■ TASK ■
Restate the listing that follows word for word, without its pictures.

■ SUPPLIED MATERIAL ■
------------------------------
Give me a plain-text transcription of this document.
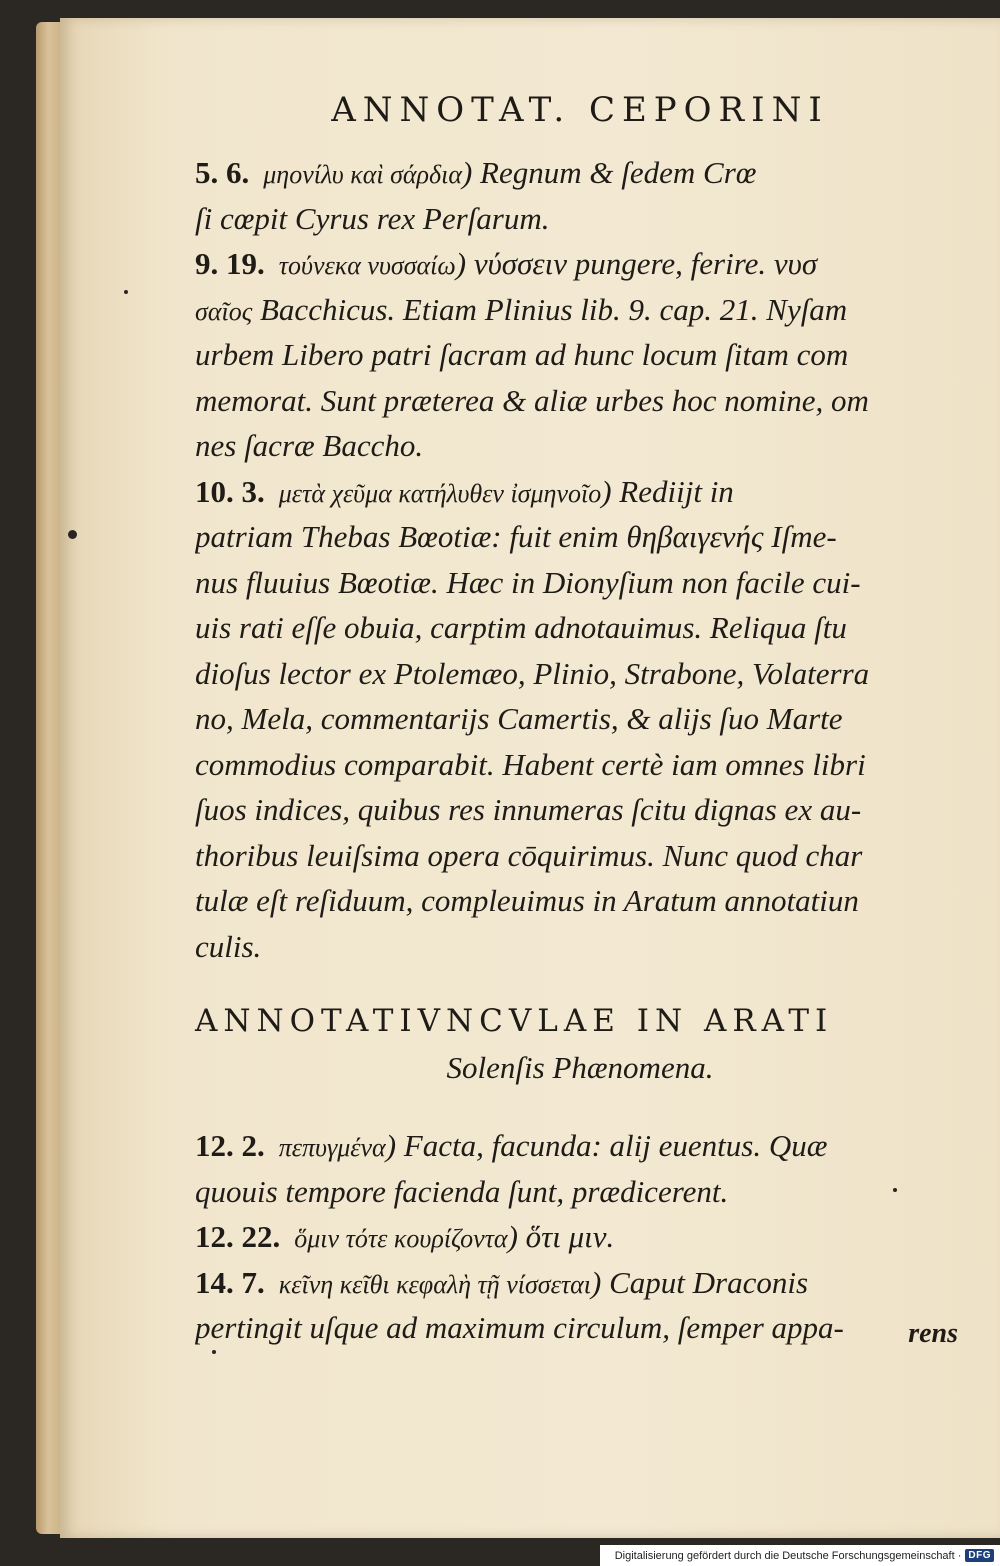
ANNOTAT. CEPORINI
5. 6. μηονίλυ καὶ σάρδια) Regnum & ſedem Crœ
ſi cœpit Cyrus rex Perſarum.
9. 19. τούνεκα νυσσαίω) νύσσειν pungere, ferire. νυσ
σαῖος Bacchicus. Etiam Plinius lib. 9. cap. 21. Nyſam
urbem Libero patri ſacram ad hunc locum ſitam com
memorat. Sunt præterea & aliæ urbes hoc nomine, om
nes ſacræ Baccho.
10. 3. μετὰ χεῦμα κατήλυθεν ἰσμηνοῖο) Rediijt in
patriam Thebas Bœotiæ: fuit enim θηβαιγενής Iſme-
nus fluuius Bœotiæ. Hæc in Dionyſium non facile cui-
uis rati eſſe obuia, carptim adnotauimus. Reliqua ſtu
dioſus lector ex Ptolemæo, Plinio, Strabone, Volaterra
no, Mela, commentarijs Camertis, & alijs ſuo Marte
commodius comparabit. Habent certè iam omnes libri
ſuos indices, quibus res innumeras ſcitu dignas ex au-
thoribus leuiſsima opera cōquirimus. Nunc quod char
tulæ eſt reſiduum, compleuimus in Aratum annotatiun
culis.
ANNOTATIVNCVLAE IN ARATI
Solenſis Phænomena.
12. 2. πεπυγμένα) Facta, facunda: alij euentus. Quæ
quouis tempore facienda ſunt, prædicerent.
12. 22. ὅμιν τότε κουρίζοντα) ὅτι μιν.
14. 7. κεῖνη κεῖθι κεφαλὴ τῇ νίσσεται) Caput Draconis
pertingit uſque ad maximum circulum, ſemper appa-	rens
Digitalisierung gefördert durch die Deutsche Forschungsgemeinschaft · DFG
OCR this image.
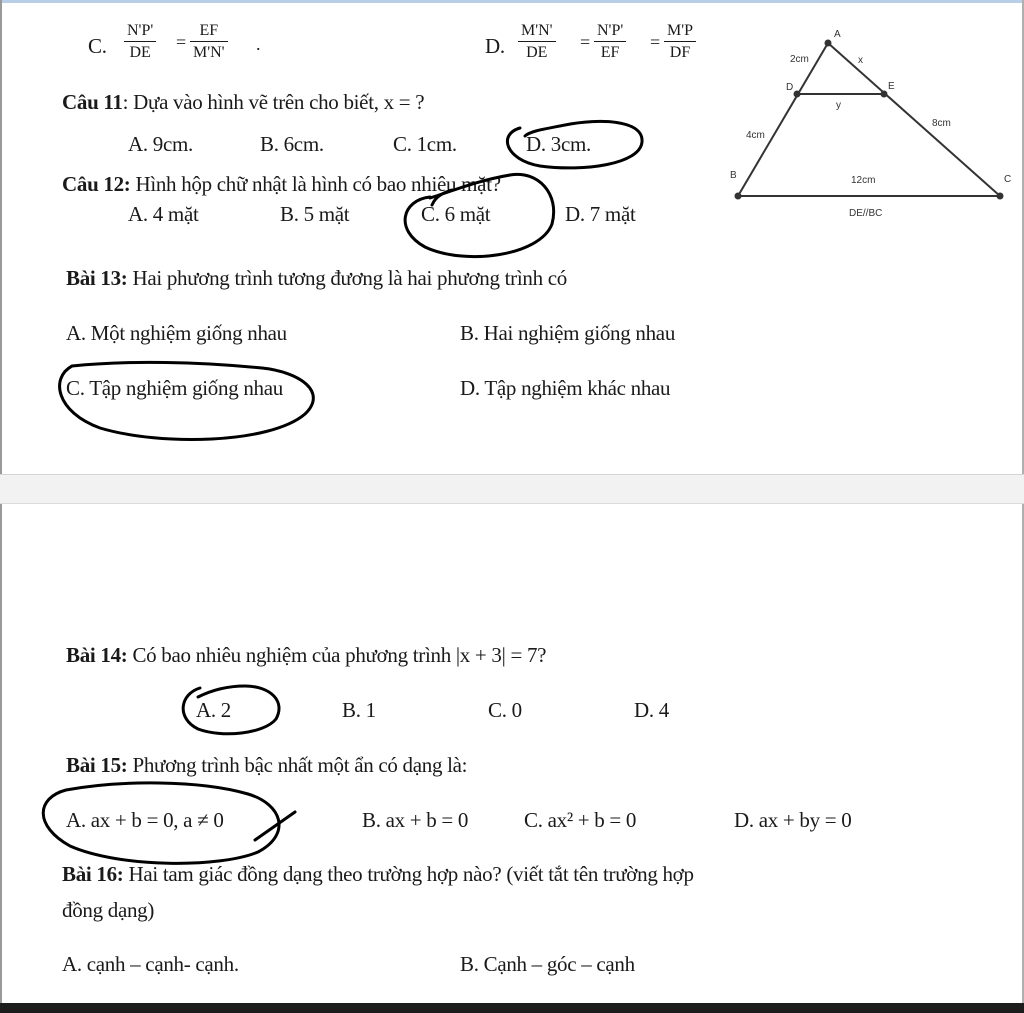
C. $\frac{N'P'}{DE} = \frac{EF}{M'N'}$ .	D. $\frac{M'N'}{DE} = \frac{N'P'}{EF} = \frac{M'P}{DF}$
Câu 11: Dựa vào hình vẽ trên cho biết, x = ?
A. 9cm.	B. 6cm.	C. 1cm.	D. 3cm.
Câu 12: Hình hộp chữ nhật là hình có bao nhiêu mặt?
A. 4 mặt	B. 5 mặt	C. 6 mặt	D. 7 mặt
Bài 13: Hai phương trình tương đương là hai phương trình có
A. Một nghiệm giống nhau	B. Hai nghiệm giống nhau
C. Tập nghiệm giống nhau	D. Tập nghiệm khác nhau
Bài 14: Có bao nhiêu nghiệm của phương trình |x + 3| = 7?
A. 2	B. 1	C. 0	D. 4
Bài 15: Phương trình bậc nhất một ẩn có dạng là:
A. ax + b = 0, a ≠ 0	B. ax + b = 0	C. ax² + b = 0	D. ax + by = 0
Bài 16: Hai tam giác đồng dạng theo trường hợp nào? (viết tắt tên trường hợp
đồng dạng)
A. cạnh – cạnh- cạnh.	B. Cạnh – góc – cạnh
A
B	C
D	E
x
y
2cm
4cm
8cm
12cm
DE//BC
------------------------------
■ SOLUTION FOR THIS TASK ■
Give me a plain-text transcription of this document.
ANNOTAT. CEPORINI
5. 6. μηονίλυ καὶ σάρδια) Regnum & ſedem Crœ
ſi cœpit Cyrus rex Perſarum.
9. 19. τούνεκα νυσσαίω) νύσσειν pungere, ferire. νυσ
σαῖος Bacchicus. Etiam Plinius lib. 9. cap. 21. Nyſam
urbem Libero patri ſacram ad hunc locum ſitam com
memorat. Sunt præterea & aliæ urbes hoc nomine, om
nes ſacræ Baccho.
10. 3. μετὰ χεῦμα κατήλυθεν ἰσμηνοῖο) Rediijt in
patriam Thebas Bœotiæ: fuit enim θηβαιγενής Iſme-
nus fluuius Bœotiæ. Hæc in Dionyſium non facile cui-
uis rati eſſe obuia, carptim adnotauimus. Reliqua ſtu
dioſus lector ex Ptolemæo, Plinio, Strabone, Volaterra
no, Mela, commentarijs Camertis, & alijs ſuo Marte
commodius comparabit. Habent certè iam omnes libri
ſuos indices, quibus res innumeras ſcitu dignas ex au-
thoribus leuiſsima opera cōquirimus. Nunc quod char
tulæ eſt reſiduum, compleuimus in Aratum annotatiun
culis.
ANNOTATIVNCVLAE IN ARATI
Solenſis Phænomena.
12. 2. πεπυγμένα) Facta, facunda: alij euentus. Quæ
quouis tempore facienda ſunt, prædicerent.
12. 22. ὅμιν τότε κουρίζοντα) ὅτι μιν.
14. 7. κεῖνη κεῖθι κεφαλὴ τῇ νίσσεται) Caput Draconis
pertingit uſque ad maximum circulum, ſemper appa-	rens
Digitalisierung gefördert durch die Deutsche Forschungsgemeinschaft · DFG
OCR this image.
C. $\frac{N'P'}{DE} = \frac{EF}{M'N'}$ .	D. $\frac{M'N'}{DE} = \frac{N'P'}{EF} = \frac{M'P}{DF}$
Câu 11: Dựa vào hình vẽ trên cho biết, x = ?
A. 9cm.	B. 6cm.	C. 1cm.	D. 3cm.
Câu 12: Hình hộp chữ nhật là hình có bao nhiêu mặt?
A. 4 mặt	B. 5 mặt	C. 6 mặt	D. 7 mặt
Bài 13: Hai phương trình tương đương là hai phương trình có
A. Một nghiệm giống nhau	B. Hai nghiệm giống nhau
C. Tập nghiệm giống nhau	D. Tập nghiệm khác nhau
Bài 14: Có bao nhiêu nghiệm của phương trình |x + 3| = 7?
A. 2	B. 1	C. 0	D. 4
Bài 15: Phương trình bậc nhất một ẩn có dạng là:
A. ax + b = 0, a ≠ 0	B. ax + b = 0	C. ax² + b = 0	D. ax + by = 0
Bài 16: Hai tam giác đồng dạng theo trường hợp nào? (viết tắt tên trường hợp
đồng dạng)
A. cạnh – cạnh- cạnh.	B. Cạnh – góc – cạnh
A
B	C
D	E
x
y
2cm
4cm
8cm
12cm
DE//BC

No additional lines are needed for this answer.